** JOB **
In the material below, identify each line bearing the word "JSON". Reproduce those lines.

═══ MATERIAL TO PROCESS ═══

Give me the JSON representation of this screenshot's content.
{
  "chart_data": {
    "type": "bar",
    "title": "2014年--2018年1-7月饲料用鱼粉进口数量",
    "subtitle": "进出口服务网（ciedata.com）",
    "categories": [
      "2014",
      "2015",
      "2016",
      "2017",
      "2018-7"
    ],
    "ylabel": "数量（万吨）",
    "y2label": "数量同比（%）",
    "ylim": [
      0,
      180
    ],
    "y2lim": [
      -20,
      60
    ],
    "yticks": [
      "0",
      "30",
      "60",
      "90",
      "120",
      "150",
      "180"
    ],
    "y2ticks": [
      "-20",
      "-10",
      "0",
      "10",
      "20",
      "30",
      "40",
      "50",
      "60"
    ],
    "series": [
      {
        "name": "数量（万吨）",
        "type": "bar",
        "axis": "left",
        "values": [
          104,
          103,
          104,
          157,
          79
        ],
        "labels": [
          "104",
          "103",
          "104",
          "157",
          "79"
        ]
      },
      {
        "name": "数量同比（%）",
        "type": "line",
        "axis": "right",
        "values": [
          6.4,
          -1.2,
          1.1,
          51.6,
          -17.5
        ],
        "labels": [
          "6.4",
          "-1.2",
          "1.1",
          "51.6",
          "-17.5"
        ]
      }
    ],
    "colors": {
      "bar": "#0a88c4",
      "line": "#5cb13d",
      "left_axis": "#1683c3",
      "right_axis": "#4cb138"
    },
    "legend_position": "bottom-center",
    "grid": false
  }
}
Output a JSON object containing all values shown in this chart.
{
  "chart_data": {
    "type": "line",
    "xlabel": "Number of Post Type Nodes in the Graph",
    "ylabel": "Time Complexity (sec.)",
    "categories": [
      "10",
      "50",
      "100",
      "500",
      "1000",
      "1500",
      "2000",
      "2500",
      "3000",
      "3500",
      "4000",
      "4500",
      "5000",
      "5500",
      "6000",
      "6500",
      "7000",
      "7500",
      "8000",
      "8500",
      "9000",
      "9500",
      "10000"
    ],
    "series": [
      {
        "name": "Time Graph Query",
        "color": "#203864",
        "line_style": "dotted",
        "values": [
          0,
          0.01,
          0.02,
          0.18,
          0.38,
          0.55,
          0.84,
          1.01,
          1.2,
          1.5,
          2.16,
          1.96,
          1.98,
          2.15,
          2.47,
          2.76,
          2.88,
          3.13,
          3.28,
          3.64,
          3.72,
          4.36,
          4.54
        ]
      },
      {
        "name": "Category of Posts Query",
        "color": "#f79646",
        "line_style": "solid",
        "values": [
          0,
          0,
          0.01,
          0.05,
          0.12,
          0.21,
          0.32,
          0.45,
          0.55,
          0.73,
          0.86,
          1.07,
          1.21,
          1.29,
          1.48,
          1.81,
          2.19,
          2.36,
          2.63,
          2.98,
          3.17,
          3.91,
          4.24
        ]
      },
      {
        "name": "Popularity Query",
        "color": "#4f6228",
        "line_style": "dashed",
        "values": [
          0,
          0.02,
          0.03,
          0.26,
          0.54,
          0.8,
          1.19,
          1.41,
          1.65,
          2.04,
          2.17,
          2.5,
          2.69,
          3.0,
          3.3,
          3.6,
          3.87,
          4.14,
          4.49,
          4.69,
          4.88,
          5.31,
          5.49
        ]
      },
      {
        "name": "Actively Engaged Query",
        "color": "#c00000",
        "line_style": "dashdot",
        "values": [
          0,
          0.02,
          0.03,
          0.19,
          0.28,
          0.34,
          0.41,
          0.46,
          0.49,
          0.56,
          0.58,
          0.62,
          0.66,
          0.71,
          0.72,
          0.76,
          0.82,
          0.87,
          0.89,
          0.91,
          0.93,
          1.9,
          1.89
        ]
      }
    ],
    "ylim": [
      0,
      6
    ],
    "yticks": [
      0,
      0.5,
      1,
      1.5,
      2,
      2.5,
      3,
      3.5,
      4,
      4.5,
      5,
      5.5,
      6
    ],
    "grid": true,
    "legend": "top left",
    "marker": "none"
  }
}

═══

** RESULT OF THIS EXERCISE **
Give me the JSON representation of this screenshot's content.
Output a JSON object containing all values shown in this chart.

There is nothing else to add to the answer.